(Data excerpts)
--- BEGIN ---

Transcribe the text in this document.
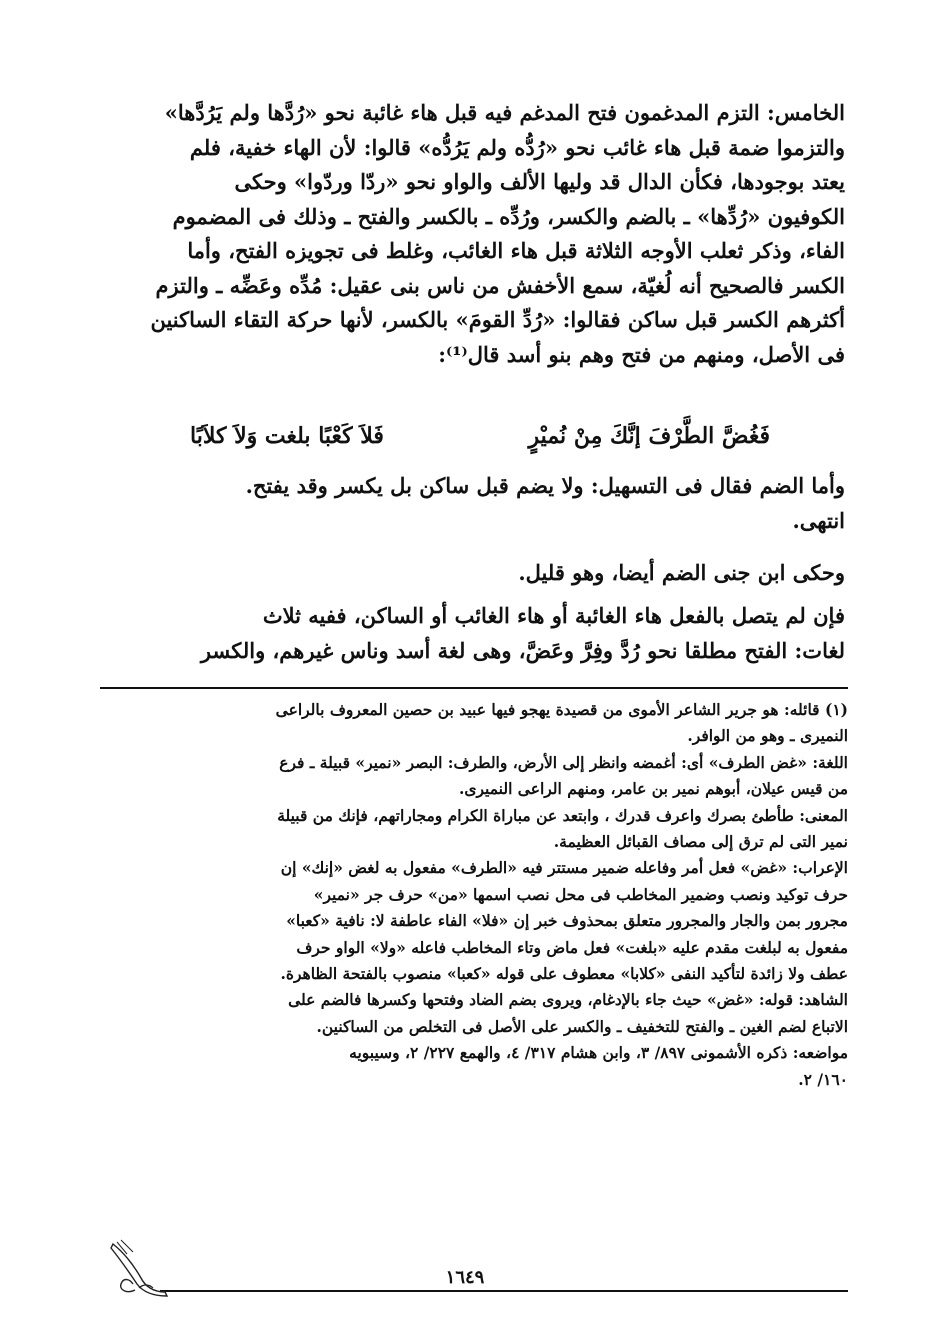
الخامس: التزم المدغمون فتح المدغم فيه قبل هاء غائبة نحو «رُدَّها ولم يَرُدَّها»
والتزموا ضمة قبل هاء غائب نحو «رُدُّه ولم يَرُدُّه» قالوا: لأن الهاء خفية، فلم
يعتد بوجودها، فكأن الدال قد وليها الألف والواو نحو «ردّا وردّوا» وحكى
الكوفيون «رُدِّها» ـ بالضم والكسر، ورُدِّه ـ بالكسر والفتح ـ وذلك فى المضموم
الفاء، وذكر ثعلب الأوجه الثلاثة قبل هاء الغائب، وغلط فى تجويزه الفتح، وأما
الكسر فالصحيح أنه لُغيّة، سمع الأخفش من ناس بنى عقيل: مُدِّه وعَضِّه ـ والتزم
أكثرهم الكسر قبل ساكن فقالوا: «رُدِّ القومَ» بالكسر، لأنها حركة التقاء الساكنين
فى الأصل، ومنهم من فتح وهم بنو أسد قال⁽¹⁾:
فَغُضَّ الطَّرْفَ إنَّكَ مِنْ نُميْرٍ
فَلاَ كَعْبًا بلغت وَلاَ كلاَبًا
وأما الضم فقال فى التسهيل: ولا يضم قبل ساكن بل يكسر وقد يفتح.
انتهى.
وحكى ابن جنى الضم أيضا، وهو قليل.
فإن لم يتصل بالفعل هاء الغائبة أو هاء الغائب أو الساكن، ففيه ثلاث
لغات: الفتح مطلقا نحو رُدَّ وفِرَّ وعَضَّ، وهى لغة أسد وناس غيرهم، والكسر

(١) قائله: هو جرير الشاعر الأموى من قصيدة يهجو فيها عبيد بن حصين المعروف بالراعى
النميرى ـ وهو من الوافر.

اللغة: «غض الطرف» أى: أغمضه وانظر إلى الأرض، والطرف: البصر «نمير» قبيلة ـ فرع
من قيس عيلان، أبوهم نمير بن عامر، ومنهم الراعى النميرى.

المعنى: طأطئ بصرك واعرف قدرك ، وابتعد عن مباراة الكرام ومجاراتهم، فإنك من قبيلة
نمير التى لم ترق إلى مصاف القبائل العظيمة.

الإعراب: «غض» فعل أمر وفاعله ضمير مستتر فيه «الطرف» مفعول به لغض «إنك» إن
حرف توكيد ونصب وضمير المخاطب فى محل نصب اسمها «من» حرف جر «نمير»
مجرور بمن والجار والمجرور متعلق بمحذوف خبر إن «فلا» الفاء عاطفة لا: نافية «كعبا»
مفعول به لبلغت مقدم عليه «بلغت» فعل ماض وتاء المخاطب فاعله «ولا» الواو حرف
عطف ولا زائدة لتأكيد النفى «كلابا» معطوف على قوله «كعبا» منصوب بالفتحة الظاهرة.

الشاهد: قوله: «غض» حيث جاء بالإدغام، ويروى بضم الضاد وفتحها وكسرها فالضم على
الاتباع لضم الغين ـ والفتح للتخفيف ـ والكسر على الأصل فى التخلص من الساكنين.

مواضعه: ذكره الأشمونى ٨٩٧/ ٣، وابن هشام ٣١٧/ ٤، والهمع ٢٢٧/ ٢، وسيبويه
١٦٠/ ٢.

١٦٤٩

--- END ---
--- BEGIN ---

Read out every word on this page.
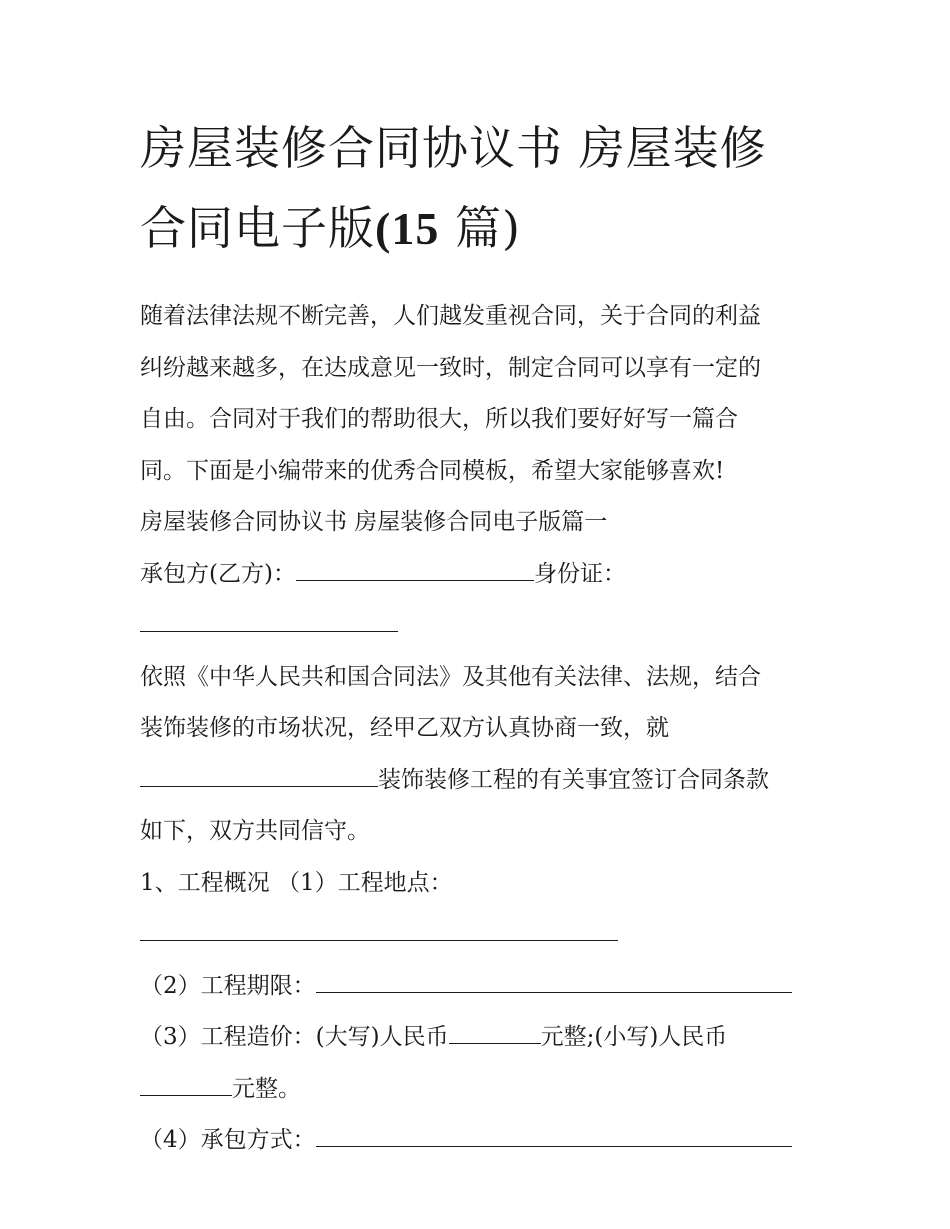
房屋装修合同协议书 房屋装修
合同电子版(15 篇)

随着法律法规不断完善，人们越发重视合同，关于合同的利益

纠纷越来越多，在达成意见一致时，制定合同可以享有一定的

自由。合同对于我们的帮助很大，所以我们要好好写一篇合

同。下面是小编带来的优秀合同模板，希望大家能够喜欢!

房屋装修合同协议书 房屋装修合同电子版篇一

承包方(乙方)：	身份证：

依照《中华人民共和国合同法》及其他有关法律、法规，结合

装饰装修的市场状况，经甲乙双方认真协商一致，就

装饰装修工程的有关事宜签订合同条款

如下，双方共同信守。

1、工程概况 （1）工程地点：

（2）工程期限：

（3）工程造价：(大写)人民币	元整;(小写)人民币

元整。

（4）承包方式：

--- END ---

- **Prompt**:
Find the lines above that contain the word "الفاء" and collect them.

- **Expected answer**:
الفاء، وذكر ثعلب الأوجه الثلاثة قبل هاء الغائب، وغلط فى تجويزه الفتح، وأما
مجرور بمن والجار والمجرور متعلق بمحذوف خبر إن «فلا» الفاء عاطفة لا: نافية «كعبا»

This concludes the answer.